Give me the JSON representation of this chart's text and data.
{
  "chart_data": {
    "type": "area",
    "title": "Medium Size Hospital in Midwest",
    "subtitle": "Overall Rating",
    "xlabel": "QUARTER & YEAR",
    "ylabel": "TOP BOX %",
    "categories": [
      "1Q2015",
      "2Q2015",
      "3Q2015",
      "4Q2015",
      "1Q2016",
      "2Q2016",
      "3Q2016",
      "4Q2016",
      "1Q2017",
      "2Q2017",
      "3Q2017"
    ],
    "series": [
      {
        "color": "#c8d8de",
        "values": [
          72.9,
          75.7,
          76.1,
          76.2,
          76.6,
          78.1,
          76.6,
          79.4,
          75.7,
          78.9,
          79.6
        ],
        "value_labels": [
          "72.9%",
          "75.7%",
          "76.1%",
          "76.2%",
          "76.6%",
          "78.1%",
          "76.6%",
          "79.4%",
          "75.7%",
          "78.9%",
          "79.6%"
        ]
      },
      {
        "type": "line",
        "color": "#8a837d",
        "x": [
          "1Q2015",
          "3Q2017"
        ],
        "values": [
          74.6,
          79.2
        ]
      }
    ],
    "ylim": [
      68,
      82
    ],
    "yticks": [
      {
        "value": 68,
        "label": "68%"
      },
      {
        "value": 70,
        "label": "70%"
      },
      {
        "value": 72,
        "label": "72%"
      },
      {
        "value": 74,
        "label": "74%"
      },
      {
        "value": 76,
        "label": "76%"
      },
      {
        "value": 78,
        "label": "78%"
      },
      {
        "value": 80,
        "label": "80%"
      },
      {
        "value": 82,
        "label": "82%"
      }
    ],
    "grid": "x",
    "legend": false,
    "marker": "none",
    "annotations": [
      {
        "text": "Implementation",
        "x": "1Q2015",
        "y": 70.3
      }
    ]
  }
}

---------------

Requirements -
Quote every record above exactly.

Answer for this exercise -
Give me the JSON representation of this chart's text and data.
{
  "chart_data": {
    "type": "area",
    "title": "Medium Size Hospital in Midwest",
    "subtitle": "Overall Rating",
    "xlabel": "QUARTER & YEAR",
    "ylabel": "TOP BOX %",
    "categories": [
      "1Q2015",
      "2Q2015",
      "3Q2015",
      "4Q2015",
      "1Q2016",
      "2Q2016",
      "3Q2016",
      "4Q2016",
      "1Q2017",
      "2Q2017",
      "3Q2017"
    ],
    "series": [
      {
        "color": "#c8d8de",
        "values": [
          72.9,
          75.7,
          76.1,
          76.2,
          76.6,
          78.1,
          76.6,
          79.4,
          75.7,
          78.9,
          79.6
        ],
        "value_labels": [
          "72.9%",
          "75.7%",
          "76.1%",
          "76.2%",
          "76.6%",
          "78.1%",
          "76.6%",
          "79.4%",
          "75.7%",
          "78.9%",
          "79.6%"
        ]
      },
      {
        "type": "line",
        "color": "#8a837d",
        "x": [
          "1Q2015",
          "3Q2017"
        ],
        "values": [
          74.6,
          79.2
        ]
      }
    ],
    "ylim": [
      68,
      82
    ],
    "yticks": [
      {
        "value": 68,
        "label": "68%"
      },
      {
        "value": 70,
        "label": "70%"
      },
      {
        "value": 72,
        "label": "72%"
      },
      {
        "value": 74,
        "label": "74%"
      },
      {
        "value": 76,
        "label": "76%"
      },
      {
        "value": 78,
        "label": "78%"
      },
      {
        "value": 80,
        "label": "80%"
      },
      {
        "value": 82,
        "label": "82%"
      }
    ],
    "grid": "x",
    "legend": false,
    "marker": "none",
    "annotations": [
      {
        "text": "Implementation",
        "x": "1Q2015",
        "y": 70.3
      }
    ]
  }
}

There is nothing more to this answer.